Problem description ::
Please reproduce all of the following records, substituting "demagnetization-curve" for every "demag-curve" and changing nothing else. Leave the pictures out of your answer.

─── Task input

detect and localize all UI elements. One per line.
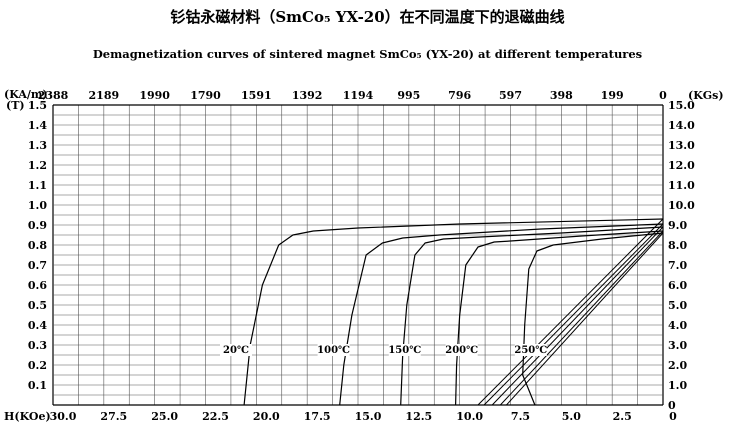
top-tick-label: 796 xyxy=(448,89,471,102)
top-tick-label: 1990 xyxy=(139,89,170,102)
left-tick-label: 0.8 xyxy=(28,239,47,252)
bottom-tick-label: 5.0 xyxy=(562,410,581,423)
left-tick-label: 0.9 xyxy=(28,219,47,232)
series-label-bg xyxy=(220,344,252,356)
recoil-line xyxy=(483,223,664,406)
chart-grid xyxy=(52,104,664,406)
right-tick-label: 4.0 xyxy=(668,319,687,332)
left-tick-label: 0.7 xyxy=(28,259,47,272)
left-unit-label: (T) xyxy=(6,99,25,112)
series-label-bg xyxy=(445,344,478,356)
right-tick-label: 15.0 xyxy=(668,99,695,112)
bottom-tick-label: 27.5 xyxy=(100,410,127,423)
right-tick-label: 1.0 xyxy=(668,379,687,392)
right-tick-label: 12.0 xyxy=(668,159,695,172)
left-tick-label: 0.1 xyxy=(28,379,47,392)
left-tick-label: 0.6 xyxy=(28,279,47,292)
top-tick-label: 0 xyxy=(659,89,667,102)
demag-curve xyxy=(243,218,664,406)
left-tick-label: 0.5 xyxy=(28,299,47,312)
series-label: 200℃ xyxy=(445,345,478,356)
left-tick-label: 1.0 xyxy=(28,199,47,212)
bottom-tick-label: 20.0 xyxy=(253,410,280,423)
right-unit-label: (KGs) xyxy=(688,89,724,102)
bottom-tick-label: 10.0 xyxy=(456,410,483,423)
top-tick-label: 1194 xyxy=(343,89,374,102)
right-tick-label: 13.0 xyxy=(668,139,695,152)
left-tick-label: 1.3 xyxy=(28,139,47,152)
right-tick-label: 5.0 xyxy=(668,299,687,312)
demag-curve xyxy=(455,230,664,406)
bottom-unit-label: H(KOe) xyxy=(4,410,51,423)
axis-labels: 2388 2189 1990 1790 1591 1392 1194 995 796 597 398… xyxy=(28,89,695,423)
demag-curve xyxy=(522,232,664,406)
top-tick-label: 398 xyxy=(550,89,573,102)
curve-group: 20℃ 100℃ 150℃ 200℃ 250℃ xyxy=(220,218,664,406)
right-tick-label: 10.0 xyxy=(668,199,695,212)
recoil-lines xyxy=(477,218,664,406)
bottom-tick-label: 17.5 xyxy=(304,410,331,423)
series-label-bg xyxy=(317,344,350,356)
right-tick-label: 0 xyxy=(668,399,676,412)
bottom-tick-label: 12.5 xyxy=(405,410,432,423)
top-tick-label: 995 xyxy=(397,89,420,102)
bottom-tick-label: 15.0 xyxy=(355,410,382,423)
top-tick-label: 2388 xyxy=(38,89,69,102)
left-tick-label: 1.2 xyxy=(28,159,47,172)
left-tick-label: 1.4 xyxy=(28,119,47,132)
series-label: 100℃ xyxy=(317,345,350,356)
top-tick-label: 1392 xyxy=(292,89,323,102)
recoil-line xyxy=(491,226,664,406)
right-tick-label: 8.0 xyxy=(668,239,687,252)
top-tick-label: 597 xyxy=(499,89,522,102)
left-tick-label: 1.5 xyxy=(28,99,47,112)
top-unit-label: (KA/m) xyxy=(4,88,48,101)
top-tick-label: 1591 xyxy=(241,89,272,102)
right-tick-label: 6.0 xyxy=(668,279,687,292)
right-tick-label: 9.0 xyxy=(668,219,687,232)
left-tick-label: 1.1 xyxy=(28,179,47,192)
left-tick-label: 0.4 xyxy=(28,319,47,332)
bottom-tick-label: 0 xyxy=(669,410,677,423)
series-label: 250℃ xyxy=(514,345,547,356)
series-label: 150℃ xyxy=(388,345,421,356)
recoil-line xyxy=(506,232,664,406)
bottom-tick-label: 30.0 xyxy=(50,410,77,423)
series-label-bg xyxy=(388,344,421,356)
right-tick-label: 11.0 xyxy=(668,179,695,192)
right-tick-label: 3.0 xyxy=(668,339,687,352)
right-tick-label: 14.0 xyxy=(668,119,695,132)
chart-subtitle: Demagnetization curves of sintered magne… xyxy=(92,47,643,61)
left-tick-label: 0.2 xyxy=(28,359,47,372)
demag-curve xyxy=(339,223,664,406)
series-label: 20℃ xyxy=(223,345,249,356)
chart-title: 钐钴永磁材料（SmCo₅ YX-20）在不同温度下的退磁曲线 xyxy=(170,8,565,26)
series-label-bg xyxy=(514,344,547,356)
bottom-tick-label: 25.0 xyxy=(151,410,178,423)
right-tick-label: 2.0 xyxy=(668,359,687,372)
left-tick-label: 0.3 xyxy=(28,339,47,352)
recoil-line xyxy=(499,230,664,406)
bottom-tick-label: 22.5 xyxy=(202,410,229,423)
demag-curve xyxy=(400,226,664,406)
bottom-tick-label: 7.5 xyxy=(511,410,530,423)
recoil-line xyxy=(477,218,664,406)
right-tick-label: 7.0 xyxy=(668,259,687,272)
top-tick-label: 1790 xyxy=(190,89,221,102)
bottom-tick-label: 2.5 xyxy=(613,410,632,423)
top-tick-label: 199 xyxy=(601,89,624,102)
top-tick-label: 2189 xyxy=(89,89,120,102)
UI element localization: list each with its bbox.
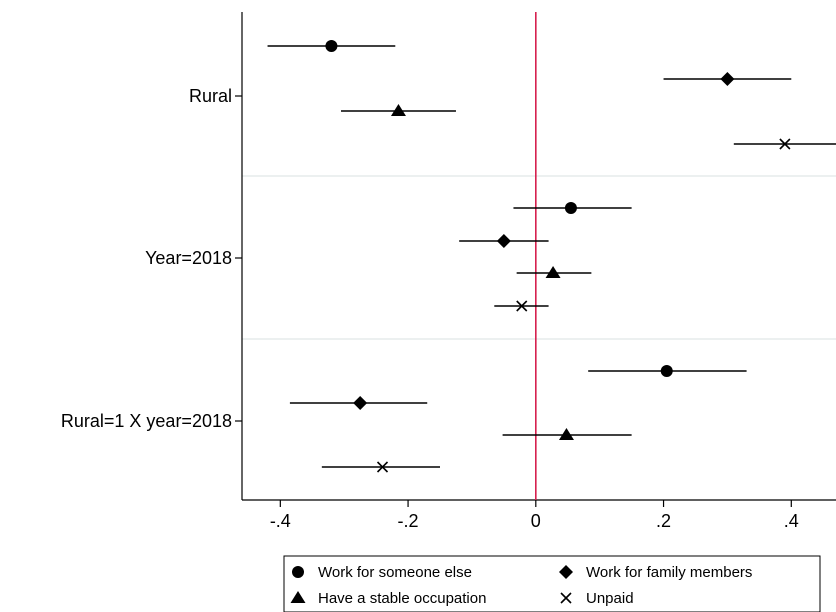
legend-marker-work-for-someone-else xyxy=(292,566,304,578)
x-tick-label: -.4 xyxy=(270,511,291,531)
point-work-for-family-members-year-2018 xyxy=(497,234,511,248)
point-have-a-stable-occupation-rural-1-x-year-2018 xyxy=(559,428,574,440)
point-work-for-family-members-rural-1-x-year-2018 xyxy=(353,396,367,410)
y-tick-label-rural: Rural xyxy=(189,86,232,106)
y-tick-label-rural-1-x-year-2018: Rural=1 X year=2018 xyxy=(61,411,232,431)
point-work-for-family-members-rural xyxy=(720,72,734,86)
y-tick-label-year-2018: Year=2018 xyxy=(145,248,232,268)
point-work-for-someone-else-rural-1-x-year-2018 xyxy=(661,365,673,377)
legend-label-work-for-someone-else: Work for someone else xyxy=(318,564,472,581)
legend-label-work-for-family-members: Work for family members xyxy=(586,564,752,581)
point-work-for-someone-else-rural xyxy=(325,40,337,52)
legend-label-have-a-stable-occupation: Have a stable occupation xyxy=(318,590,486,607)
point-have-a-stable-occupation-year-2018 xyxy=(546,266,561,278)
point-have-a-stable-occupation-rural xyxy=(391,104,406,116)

──────

The solution ::
detect and localize all UI elements. One per line.
top-tick-label: 796 xyxy=(448,89,471,102)
top-tick-label: 1990 xyxy=(139,89,170,102)
left-tick-label: 0.8 xyxy=(28,239,47,252)
bottom-tick-label: 5.0 xyxy=(562,410,581,423)
left-tick-label: 0.9 xyxy=(28,219,47,232)
series-label-bg xyxy=(220,344,252,356)
recoil-line xyxy=(483,223,664,406)
chart-grid xyxy=(52,104,664,406)
right-tick-label: 4.0 xyxy=(668,319,687,332)
left-tick-label: 0.7 xyxy=(28,259,47,272)
left-unit-label: (T) xyxy=(6,99,25,112)
series-label-bg xyxy=(445,344,478,356)
right-tick-label: 15.0 xyxy=(668,99,695,112)
bottom-tick-label: 27.5 xyxy=(100,410,127,423)
right-tick-label: 1.0 xyxy=(668,379,687,392)
right-tick-label: 12.0 xyxy=(668,159,695,172)
left-tick-label: 0.1 xyxy=(28,379,47,392)
left-tick-label: 0.6 xyxy=(28,279,47,292)
top-tick-label: 0 xyxy=(659,89,667,102)
demagnetization-curve xyxy=(243,218,664,406)
left-tick-label: 0.5 xyxy=(28,299,47,312)
series-label: 200℃ xyxy=(445,345,478,356)
left-tick-label: 1.0 xyxy=(28,199,47,212)
bottom-tick-label: 20.0 xyxy=(253,410,280,423)
right-unit-label: (KGs) xyxy=(688,89,724,102)
bottom-tick-label: 10.0 xyxy=(456,410,483,423)
top-tick-label: 1194 xyxy=(343,89,374,102)
right-tick-label: 13.0 xyxy=(668,139,695,152)
left-tick-label: 1.3 xyxy=(28,139,47,152)
right-tick-label: 5.0 xyxy=(668,299,687,312)
demagnetization-curve xyxy=(455,230,664,406)
bottom-unit-label: H(KOe) xyxy=(4,410,51,423)
axis-labels: 2388 2189 1990 1790 1591 1392 1194 995 796 597 398… xyxy=(28,89,695,423)
demagnetization-curve xyxy=(522,232,664,406)
top-tick-label: 398 xyxy=(550,89,573,102)
curve-group: 20℃ 100℃ 150℃ 200℃ 250℃ xyxy=(220,218,664,406)
right-tick-label: 10.0 xyxy=(668,199,695,212)
recoil-lines xyxy=(477,218,664,406)
bottom-tick-label: 17.5 xyxy=(304,410,331,423)
series-label-bg xyxy=(317,344,350,356)
right-tick-label: 0 xyxy=(668,399,676,412)
bottom-tick-label: 12.5 xyxy=(405,410,432,423)
top-tick-label: 995 xyxy=(397,89,420,102)
bottom-tick-label: 15.0 xyxy=(355,410,382,423)
top-tick-label: 2388 xyxy=(38,89,69,102)
left-tick-label: 1.2 xyxy=(28,159,47,172)
left-tick-label: 1.4 xyxy=(28,119,47,132)
series-label: 100℃ xyxy=(317,345,350,356)
top-tick-label: 1392 xyxy=(292,89,323,102)
recoil-line xyxy=(491,226,664,406)
right-tick-label: 8.0 xyxy=(668,239,687,252)
top-tick-label: 597 xyxy=(499,89,522,102)
left-tick-label: 1.5 xyxy=(28,99,47,112)
top-unit-label: (KA/m) xyxy=(4,88,48,101)
top-tick-label: 1591 xyxy=(241,89,272,102)
right-tick-label: 6.0 xyxy=(668,279,687,292)
right-tick-label: 9.0 xyxy=(668,219,687,232)
left-tick-label: 1.1 xyxy=(28,179,47,192)
left-tick-label: 0.4 xyxy=(28,319,47,332)
bottom-tick-label: 0 xyxy=(669,410,677,423)
series-label: 250℃ xyxy=(514,345,547,356)
series-label: 150℃ xyxy=(388,345,421,356)
recoil-line xyxy=(506,232,664,406)
bottom-tick-label: 30.0 xyxy=(50,410,77,423)
series-label-bg xyxy=(388,344,421,356)
right-tick-label: 11.0 xyxy=(668,179,695,192)
right-tick-label: 3.0 xyxy=(668,339,687,352)
right-tick-label: 14.0 xyxy=(668,119,695,132)
chart-subtitle: Demagnetization curves of sintered magne… xyxy=(92,47,643,61)
left-tick-label: 0.2 xyxy=(28,359,47,372)
demagnetization-curve xyxy=(339,223,664,406)
series-label: 20℃ xyxy=(223,345,249,356)
chart-title: 钐钴永磁材料（SmCo₅ YX-20）在不同温度下的退磁曲线 xyxy=(170,8,565,26)
series-label-bg xyxy=(514,344,547,356)
bottom-tick-label: 25.0 xyxy=(151,410,178,423)
right-tick-label: 2.0 xyxy=(668,359,687,372)
left-tick-label: 0.3 xyxy=(28,339,47,352)
recoil-line xyxy=(499,230,664,406)
bottom-tick-label: 22.5 xyxy=(202,410,229,423)
demagnetization-curve xyxy=(400,226,664,406)
bottom-tick-label: 7.5 xyxy=(511,410,530,423)
recoil-line xyxy=(477,218,664,406)
right-tick-label: 7.0 xyxy=(668,259,687,272)
top-tick-label: 1790 xyxy=(190,89,221,102)
bottom-tick-label: 2.5 xyxy=(613,410,632,423)
top-tick-label: 199 xyxy=(601,89,624,102)
top-tick-label: 2189 xyxy=(89,89,120,102)
UI element localization: list each with its bbox.
legend-marker-work-for-someone-else xyxy=(292,566,304,578)
x-tick-label: -.4 xyxy=(270,511,291,531)
point-work-for-family-members-year-2018 xyxy=(497,234,511,248)
point-have-a-stable-occupation-rural-1-x-year-2018 xyxy=(559,428,574,440)
point-work-for-family-members-rural-1-x-year-2018 xyxy=(353,396,367,410)
y-tick-label-rural: Rural xyxy=(189,86,232,106)
y-tick-label-rural-1-x-year-2018: Rural=1 X year=2018 xyxy=(61,411,232,431)
point-work-for-family-members-rural xyxy=(720,72,734,86)
y-tick-label-year-2018: Year=2018 xyxy=(145,248,232,268)
point-work-for-someone-else-rural-1-x-year-2018 xyxy=(661,365,673,377)
legend-label-work-for-someone-else: Work for someone else xyxy=(318,564,472,581)
legend-label-work-for-family-members: Work for family members xyxy=(586,564,752,581)
point-work-for-someone-else-rural xyxy=(325,40,337,52)
legend-label-have-a-stable-occupation: Have a stable occupation xyxy=(318,590,486,607)
point-have-a-stable-occupation-year-2018 xyxy=(546,266,561,278)
point-have-a-stable-occupation-rural xyxy=(391,104,406,116)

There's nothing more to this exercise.